▶ _PROBLEM DETAILS_
Below is a listing; reproduce each line of it exactly.

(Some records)
+ + +

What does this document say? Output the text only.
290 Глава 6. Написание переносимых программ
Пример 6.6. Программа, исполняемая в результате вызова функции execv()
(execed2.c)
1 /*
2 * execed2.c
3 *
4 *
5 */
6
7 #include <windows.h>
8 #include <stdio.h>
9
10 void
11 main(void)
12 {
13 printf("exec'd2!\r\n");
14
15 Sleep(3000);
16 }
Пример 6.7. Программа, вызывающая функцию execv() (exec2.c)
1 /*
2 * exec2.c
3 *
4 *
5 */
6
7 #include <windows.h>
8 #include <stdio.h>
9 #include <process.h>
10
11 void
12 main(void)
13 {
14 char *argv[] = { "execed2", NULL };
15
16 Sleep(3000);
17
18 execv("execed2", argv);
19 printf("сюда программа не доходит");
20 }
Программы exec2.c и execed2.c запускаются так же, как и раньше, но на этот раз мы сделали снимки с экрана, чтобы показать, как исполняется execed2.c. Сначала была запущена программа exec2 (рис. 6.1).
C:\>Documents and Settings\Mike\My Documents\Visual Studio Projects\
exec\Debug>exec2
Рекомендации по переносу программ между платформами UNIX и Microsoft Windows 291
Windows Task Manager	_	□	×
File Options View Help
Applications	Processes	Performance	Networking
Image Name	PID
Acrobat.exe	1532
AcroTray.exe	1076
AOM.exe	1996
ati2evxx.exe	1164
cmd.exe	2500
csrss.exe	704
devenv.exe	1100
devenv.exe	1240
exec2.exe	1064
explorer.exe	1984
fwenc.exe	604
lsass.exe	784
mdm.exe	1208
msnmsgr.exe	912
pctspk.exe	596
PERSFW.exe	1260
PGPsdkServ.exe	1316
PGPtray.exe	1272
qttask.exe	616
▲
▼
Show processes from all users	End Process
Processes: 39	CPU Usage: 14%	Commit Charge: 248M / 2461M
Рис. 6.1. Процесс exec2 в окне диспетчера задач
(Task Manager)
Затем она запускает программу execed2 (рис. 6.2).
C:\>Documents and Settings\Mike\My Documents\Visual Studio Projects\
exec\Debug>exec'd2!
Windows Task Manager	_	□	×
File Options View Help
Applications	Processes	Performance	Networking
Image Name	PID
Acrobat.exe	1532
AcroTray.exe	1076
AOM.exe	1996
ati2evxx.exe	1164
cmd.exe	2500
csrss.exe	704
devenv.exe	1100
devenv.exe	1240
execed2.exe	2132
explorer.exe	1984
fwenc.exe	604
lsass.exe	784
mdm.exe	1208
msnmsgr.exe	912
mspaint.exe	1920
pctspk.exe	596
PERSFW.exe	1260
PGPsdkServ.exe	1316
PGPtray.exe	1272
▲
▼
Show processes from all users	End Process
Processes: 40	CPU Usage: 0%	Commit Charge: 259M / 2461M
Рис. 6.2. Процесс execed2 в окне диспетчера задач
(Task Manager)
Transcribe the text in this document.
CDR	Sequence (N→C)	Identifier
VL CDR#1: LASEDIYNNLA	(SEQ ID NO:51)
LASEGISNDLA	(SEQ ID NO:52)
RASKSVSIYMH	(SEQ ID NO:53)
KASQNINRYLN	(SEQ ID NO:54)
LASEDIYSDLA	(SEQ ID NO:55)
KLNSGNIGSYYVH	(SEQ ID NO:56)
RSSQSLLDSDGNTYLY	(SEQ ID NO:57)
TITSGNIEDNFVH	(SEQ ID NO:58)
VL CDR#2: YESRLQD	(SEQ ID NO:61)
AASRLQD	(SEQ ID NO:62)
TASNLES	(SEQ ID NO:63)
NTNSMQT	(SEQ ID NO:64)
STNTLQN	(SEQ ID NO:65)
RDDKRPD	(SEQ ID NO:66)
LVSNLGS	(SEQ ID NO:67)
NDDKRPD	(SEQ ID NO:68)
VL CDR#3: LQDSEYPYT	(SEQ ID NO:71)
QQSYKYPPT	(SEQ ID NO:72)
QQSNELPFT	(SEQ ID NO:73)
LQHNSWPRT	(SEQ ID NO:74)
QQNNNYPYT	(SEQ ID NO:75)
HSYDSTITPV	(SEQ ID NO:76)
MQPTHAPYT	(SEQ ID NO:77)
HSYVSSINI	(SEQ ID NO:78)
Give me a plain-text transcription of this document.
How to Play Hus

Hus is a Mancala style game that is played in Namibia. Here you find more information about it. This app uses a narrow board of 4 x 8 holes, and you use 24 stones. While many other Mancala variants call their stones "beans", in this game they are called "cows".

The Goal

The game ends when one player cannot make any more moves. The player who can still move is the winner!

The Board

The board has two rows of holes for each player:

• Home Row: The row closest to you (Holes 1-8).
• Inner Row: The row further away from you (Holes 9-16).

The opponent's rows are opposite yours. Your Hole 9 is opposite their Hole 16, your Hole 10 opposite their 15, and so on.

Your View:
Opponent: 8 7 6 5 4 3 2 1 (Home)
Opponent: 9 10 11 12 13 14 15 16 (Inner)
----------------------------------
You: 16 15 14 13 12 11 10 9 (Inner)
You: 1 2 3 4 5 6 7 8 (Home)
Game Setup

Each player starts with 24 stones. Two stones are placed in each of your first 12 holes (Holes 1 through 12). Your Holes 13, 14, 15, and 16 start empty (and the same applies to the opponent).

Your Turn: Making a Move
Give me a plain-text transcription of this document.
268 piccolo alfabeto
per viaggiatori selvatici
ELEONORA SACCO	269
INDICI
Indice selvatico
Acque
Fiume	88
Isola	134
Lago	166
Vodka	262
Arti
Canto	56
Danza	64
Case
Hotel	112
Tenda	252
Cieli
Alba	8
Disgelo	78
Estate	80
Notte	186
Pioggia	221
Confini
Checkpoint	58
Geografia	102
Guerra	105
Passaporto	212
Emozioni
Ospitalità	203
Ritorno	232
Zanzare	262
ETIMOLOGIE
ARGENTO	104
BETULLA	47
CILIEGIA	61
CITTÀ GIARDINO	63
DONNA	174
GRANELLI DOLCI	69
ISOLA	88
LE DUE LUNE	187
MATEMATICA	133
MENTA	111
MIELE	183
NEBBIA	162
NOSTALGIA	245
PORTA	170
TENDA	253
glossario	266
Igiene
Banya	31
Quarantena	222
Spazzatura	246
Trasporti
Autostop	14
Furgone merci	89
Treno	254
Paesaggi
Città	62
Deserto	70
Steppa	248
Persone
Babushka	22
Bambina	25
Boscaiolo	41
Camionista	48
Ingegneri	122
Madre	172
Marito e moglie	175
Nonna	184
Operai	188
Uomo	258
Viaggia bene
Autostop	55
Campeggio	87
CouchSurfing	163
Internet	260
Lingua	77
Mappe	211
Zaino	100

+ + +

▶ _RESULT OF THE EXERCISE_
What does this document say? Output the text only.
290 Глава 6. Написание переносимых программ
Пример 6.6. Программа, исполняемая в результате вызова функции execv()
(execed2.c)
1 /*
2 * execed2.c
3 *
4 *
5 */
6
7 #include <windows.h>
8 #include <stdio.h>
9
10 void
11 main(void)
12 {
13 printf("exec'd2!\r\n");
14
15 Sleep(3000);
16 }
Пример 6.7. Программа, вызывающая функцию execv() (exec2.c)
1 /*
2 * exec2.c
3 *
4 *
5 */
6
7 #include <windows.h>
8 #include <stdio.h>
9 #include <process.h>
10
11 void
12 main(void)
13 {
14 char *argv[] = { "execed2", NULL };
15
16 Sleep(3000);
17
18 execv("execed2", argv);
19 printf("сюда программа не доходит");
20 }
Программы exec2.c и execed2.c запускаются так же, как и раньше, но на этот раз мы сделали снимки с экрана, чтобы показать, как исполняется execed2.c. Сначала была запущена программа exec2 (рис. 6.1).
C:\>Documents and Settings\Mike\My Documents\Visual Studio Projects\
exec\Debug>exec2
Рекомендации по переносу программ между платформами UNIX и Microsoft Windows 291
Windows Task Manager	_	□	×
File Options View Help
Applications	Processes	Performance	Networking
Image Name	PID
Acrobat.exe	1532
AcroTray.exe	1076
AOM.exe	1996
ati2evxx.exe	1164
cmd.exe	2500
csrss.exe	704
devenv.exe	1100
devenv.exe	1240
exec2.exe	1064
explorer.exe	1984
fwenc.exe	604
lsass.exe	784
mdm.exe	1208
msnmsgr.exe	912
pctspk.exe	596
PERSFW.exe	1260
PGPsdkServ.exe	1316
PGPtray.exe	1272
qttask.exe	616
▲
▼
Show processes from all users	End Process
Processes: 39	CPU Usage: 14%	Commit Charge: 248M / 2461M
Рис. 6.1. Процесс exec2 в окне диспетчера задач
(Task Manager)
Затем она запускает программу execed2 (рис. 6.2).
C:\>Documents and Settings\Mike\My Documents\Visual Studio Projects\
exec\Debug>exec'd2!
Windows Task Manager	_	□	×
File Options View Help
Applications	Processes	Performance	Networking
Image Name	PID
Acrobat.exe	1532
AcroTray.exe	1076
AOM.exe	1996
ati2evxx.exe	1164
cmd.exe	2500
csrss.exe	704
devenv.exe	1100
devenv.exe	1240
execed2.exe	2132
explorer.exe	1984
fwenc.exe	604
lsass.exe	784
mdm.exe	1208
msnmsgr.exe	912
mspaint.exe	1920
pctspk.exe	596
PERSFW.exe	1260
PGPsdkServ.exe	1316
PGPtray.exe	1272
▲
▼
Show processes from all users	End Process
Processes: 40	CPU Usage: 0%	Commit Charge: 259M / 2461M
Рис. 6.2. Процесс execed2 в окне диспетчера задач
(Task Manager)
Transcribe the text in this document.
CDR	Sequence (N→C)	Identifier
VL CDR#1: LASEDIYNNLA	(SEQ ID NO:51)
LASEGISNDLA	(SEQ ID NO:52)
RASKSVSIYMH	(SEQ ID NO:53)
KASQNINRYLN	(SEQ ID NO:54)
LASEDIYSDLA	(SEQ ID NO:55)
KLNSGNIGSYYVH	(SEQ ID NO:56)
RSSQSLLDSDGNTYLY	(SEQ ID NO:57)
TITSGNIEDNFVH	(SEQ ID NO:58)
VL CDR#2: YESRLQD	(SEQ ID NO:61)
AASRLQD	(SEQ ID NO:62)
TASNLES	(SEQ ID NO:63)
NTNSMQT	(SEQ ID NO:64)
STNTLQN	(SEQ ID NO:65)
RDDKRPD	(SEQ ID NO:66)
LVSNLGS	(SEQ ID NO:67)
NDDKRPD	(SEQ ID NO:68)
VL CDR#3: LQDSEYPYT	(SEQ ID NO:71)
QQSYKYPPT	(SEQ ID NO:72)
QQSNELPFT	(SEQ ID NO:73)
LQHNSWPRT	(SEQ ID NO:74)
QQNNNYPYT	(SEQ ID NO:75)
HSYDSTITPV	(SEQ ID NO:76)
MQPTHAPYT	(SEQ ID NO:77)
HSYVSSINI	(SEQ ID NO:78)
Give me a plain-text transcription of this document.
How to Play Hus

Hus is a Mancala style game that is played in Namibia. Here you find more information about it. This app uses a narrow board of 4 x 8 holes, and you use 24 stones. While many other Mancala variants call their stones "beans", in this game they are called "cows".

The Goal

The game ends when one player cannot make any more moves. The player who can still move is the winner!

The Board

The board has two rows of holes for each player:

• Home Row: The row closest to you (Holes 1-8).
• Inner Row: The row further away from you (Holes 9-16).

The opponent's rows are opposite yours. Your Hole 9 is opposite their Hole 16, your Hole 10 opposite their 15, and so on.

Your View:
Opponent: 8 7 6 5 4 3 2 1 (Home)
Opponent: 9 10 11 12 13 14 15 16 (Inner)
----------------------------------
You: 16 15 14 13 12 11 10 9 (Inner)
You: 1 2 3 4 5 6 7 8 (Home)
Game Setup

Each player starts with 24 stones. Two stones are placed in each of your first 12 holes (Holes 1 through 12). Your Holes 13, 14, 15, and 16 start empty (and the same applies to the opponent).

Your Turn: Making a Move
Give me a plain-text transcription of this document.
268 piccolo alfabeto
per viaggiatori selvatici
ELEONORA SACCO	269
INDICI
Indice selvatico
Acque
Fiume	88
Isola	134
Lago	166
Vodka	262
Arti
Canto	56
Danza	64
Case
Hotel	112
Tenda	252
Cieli
Alba	8
Disgelo	78
Estate	80
Notte	186
Pioggia	221
Confini
Checkpoint	58
Geografia	102
Guerra	105
Passaporto	212
Emozioni
Ospitalità	203
Ritorno	232
Zanzare	262
ETIMOLOGIE
ARGENTO	104
BETULLA	47
CILIEGIA	61
CITTÀ GIARDINO	63
DONNA	174
GRANELLI DOLCI	69
ISOLA	88
LE DUE LUNE	187
MATEMATICA	133
MENTA	111
MIELE	183
NEBBIA	162
NOSTALGIA	245
PORTA	170
TENDA	253
glossario	266
Igiene
Banya	31
Quarantena	222
Spazzatura	246
Trasporti
Autostop	14
Furgone merci	89
Treno	254
Paesaggi
Città	62
Deserto	70
Steppa	248
Persone
Babushka	22
Bambina	25
Boscaiolo	41
Camionista	48
Ingegneri	122
Madre	172
Marito e moglie	175
Nonna	184
Operai	188
Uomo	258
Viaggia bene
Autostop	55
Campeggio	87
CouchSurfing	163
Internet	260
Lingua	77
Mappe	211
Zaino	100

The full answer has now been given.